------ Material
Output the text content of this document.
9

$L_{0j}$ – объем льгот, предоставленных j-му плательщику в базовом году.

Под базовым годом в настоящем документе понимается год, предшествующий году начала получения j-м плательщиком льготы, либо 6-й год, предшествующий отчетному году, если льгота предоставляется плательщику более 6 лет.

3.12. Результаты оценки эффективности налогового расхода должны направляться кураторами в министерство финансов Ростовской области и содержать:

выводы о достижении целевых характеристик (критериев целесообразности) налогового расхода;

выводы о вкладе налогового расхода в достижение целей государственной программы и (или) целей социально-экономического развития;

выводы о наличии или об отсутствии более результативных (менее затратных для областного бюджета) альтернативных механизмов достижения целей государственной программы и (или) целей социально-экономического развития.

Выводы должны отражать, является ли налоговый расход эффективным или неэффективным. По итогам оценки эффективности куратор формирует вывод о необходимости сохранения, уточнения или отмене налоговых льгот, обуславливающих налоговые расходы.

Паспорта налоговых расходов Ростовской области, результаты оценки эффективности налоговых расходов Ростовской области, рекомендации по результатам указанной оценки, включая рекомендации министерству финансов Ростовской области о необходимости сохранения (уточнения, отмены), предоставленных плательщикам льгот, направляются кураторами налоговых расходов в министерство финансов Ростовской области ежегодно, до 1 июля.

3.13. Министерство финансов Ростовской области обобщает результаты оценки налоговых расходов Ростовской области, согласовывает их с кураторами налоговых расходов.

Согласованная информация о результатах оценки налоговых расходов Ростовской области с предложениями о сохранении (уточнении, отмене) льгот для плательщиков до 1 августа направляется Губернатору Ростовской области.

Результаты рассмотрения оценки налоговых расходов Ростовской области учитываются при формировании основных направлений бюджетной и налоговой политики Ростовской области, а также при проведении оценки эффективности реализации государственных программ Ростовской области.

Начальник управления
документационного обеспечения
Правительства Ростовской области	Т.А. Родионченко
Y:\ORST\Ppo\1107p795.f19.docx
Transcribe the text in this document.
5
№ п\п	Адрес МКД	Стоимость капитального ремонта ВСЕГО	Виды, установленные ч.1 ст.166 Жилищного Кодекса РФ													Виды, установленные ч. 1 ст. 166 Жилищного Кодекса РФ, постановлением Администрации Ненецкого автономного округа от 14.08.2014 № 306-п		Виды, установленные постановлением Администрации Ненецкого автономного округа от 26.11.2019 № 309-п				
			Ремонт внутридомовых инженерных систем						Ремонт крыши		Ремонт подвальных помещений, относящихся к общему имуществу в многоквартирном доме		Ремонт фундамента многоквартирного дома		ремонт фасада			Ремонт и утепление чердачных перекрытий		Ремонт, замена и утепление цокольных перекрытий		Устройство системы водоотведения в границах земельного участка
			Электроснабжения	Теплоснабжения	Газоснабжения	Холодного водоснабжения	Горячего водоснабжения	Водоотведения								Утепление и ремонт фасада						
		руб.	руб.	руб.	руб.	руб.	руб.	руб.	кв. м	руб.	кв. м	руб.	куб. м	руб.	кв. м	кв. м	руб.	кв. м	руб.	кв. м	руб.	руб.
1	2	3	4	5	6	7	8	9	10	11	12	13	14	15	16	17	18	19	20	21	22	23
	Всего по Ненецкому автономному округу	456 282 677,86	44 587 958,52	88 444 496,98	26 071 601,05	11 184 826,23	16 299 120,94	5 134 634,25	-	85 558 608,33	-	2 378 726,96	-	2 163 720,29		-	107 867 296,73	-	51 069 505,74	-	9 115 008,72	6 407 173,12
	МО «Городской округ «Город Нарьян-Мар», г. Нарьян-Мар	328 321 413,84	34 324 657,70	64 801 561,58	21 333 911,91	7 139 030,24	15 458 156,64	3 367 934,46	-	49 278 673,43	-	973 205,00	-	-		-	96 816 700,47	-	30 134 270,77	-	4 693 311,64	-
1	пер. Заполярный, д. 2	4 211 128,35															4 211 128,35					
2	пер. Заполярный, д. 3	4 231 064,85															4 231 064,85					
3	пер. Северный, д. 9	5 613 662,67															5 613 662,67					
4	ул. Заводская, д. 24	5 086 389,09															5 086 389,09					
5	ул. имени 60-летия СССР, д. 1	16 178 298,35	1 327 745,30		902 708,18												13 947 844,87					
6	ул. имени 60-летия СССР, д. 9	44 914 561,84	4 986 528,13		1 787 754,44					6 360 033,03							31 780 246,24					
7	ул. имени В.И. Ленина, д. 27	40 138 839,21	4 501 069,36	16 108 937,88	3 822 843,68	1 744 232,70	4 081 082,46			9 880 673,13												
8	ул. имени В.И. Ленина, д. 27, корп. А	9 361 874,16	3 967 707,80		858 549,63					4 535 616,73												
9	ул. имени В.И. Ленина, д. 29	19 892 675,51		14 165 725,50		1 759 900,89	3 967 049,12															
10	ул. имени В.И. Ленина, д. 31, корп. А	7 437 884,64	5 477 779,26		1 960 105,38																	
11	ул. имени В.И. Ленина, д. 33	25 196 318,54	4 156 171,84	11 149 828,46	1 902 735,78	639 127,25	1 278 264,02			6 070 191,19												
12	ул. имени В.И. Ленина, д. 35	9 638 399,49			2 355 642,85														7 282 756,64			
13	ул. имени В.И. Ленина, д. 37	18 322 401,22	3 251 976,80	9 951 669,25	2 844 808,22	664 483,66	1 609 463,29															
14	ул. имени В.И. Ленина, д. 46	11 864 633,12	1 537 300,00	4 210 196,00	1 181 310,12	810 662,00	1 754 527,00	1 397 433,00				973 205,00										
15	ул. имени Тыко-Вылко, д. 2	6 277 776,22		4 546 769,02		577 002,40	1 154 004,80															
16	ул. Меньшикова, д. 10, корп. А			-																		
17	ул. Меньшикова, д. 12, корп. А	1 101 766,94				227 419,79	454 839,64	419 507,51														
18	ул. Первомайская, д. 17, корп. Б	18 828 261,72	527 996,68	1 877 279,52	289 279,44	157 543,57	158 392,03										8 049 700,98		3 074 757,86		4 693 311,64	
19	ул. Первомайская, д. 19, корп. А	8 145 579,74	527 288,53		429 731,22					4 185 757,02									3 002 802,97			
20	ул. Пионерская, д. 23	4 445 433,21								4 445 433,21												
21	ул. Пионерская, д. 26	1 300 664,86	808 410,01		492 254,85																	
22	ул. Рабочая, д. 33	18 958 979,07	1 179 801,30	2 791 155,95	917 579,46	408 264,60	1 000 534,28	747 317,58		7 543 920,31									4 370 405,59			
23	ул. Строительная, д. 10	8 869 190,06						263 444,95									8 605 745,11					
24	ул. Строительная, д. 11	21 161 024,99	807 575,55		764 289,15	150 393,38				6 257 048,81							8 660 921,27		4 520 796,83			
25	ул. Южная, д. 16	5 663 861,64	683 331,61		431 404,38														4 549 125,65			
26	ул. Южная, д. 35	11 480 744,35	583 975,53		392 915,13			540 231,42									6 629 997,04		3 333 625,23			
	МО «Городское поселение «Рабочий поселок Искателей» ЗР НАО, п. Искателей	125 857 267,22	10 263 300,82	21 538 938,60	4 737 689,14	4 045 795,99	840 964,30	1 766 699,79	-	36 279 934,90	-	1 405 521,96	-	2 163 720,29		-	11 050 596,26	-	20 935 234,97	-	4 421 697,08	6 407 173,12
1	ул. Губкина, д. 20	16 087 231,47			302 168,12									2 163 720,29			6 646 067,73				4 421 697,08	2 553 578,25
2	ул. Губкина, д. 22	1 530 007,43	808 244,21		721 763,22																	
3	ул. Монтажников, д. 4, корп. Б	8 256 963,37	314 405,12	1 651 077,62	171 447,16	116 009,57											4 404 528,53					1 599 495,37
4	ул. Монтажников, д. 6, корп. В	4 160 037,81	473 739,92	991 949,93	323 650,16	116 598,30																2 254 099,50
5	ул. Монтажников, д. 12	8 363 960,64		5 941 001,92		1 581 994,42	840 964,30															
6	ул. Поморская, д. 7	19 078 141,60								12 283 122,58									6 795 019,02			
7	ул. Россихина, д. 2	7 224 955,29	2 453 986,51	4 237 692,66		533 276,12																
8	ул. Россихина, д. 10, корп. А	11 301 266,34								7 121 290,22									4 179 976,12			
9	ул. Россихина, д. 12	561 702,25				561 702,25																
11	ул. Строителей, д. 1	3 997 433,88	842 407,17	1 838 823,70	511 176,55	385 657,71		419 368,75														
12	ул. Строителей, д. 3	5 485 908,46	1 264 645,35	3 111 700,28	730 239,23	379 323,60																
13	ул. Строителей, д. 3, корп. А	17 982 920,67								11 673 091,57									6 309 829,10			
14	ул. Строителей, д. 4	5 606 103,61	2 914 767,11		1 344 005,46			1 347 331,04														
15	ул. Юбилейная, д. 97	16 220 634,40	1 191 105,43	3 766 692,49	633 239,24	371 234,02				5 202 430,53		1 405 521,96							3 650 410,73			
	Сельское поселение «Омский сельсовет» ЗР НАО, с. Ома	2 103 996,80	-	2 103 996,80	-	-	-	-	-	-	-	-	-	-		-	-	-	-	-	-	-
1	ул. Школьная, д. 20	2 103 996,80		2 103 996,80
------------
▶ _Direction_: Find each line holding the string "Монтажников" and copy it out.

▶ _Solution for this exercise_:
3	ул. Монтажников, д. 4, корп. Б	8 256 963,37	314 405,12	1 651 077,62	171 447,16	116 009,57											4 404 528,53					1 599 495,37
4	ул. Монтажников, д. 6, корп. В	4 160 037,81	473 739,92	991 949,93	323 650,16	116 598,30																2 254 099,50
5	ул. Монтажников, д. 12	8 363 960,64		5 941 001,92		1 581 994,42	840 964,30															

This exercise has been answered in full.